**What is needed:**
Pictures do not belong in your copy. Repeat all the other data exactly.

**Data for this task:**
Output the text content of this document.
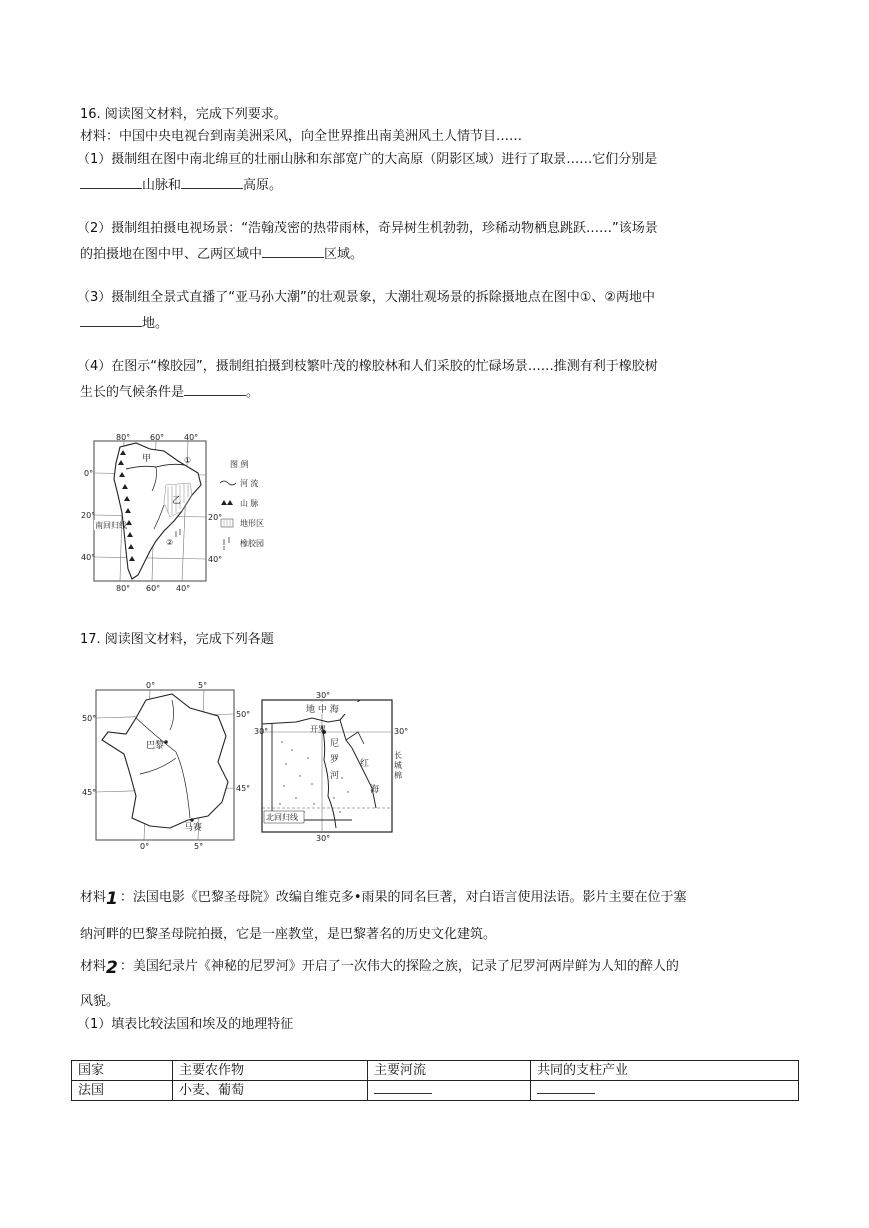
16. 阅读图文材料，完成下列要求。
材料：中国中央电视台到南美洲采风，向全世界推出南美洲风土人情节目……
（1）摄制组在图中南北绵亘的壮丽山脉和东部宽广的大高原（阴影区域）进行了取景……它们分别是
山脉和	高原。
（2）摄制组拍摄电视场景：“浩翰茂密的热带雨林，奇异树生机勃勃，珍稀动物栖息跳跃……”该场景
的拍摄地在图中甲、乙两区域中	区域。
（3）摄制组全景式直播了“亚马孙大潮”的壮观景象，大潮壮观场景的拆除摄地点在图中①、②两地中
地。
（4）在图示“橡胶园”，摄制组拍摄到枝繁叶茂的橡胶林和人们采胶的忙碌场景……推测有利于橡胶树
生长的气候条件是	。
甲
乙
①
②
南回归线
80° 60° 40°
80° 60° 40°
0°
20°
40°
20°
40°
图 例
河 流
山 脉
地形区
橡胶园
17. 阅读图文材料，完成下列各题
巴黎
马赛
0°	5°
0°	5°
50°
45°
50°
45°
地 中 海
开罗
尼
罗
河
红
海
长
城
棉
北回归线
30°
30°
30°	30°
材料1 ：法国电影《巴黎圣母院》改编自维克多•雨果的同名巨著，对白语言使用法语。影片主要在位于塞
纳河畔的巴黎圣母院拍摄，它是一座教堂，是巴黎著名的历史文化建筑。
材料2 ：美国纪录片《神秘的尼罗河》开启了一次伟大的探险之族，记录了尼罗河两岸鲜为人知的醉人的
风貌。
（1）填表比较法国和埃及的地理特征
国家	主要农作物	主要河流	共同的支柱产业
法国	小麦、葡萄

**The solution:**
Output the text content of this document.
16. 阅读图文材料，完成下列要求。
材料：中国中央电视台到南美洲采风，向全世界推出南美洲风土人情节目……
（1）摄制组在图中南北绵亘的壮丽山脉和东部宽广的大高原（阴影区域）进行了取景……它们分别是
山脉和	高原。
（2）摄制组拍摄电视场景：“浩翰茂密的热带雨林，奇异树生机勃勃，珍稀动物栖息跳跃……”该场景
的拍摄地在图中甲、乙两区域中	区域。
（3）摄制组全景式直播了“亚马孙大潮”的壮观景象，大潮壮观场景的拆除摄地点在图中①、②两地中
地。
（4）在图示“橡胶园”，摄制组拍摄到枝繁叶茂的橡胶林和人们采胶的忙碌场景……推测有利于橡胶树
生长的气候条件是	。
甲
乙
①
②
南回归线
80° 60° 40°
80° 60° 40°
0°
20°
40°
20°
40°
图 例
河 流
山 脉
地形区
橡胶园
17. 阅读图文材料，完成下列各题
巴黎
马赛
0°	5°
0°	5°
50°
45°
50°
45°
地 中 海
开罗
尼
罗
河
红
海
长
城
棉
北回归线
30°
30°
30°	30°
材料1 ：法国电影《巴黎圣母院》改编自维克多•雨果的同名巨著，对白语言使用法语。影片主要在位于塞
纳河畔的巴黎圣母院拍摄，它是一座教堂，是巴黎著名的历史文化建筑。
材料2 ：美国纪录片《神秘的尼罗河》开启了一次伟大的探险之族，记录了尼罗河两岸鲜为人知的醉人的
风貌。
（1）填表比较法国和埃及的地理特征
国家	主要农作物	主要河流	共同的支柱产业
法国	小麦、葡萄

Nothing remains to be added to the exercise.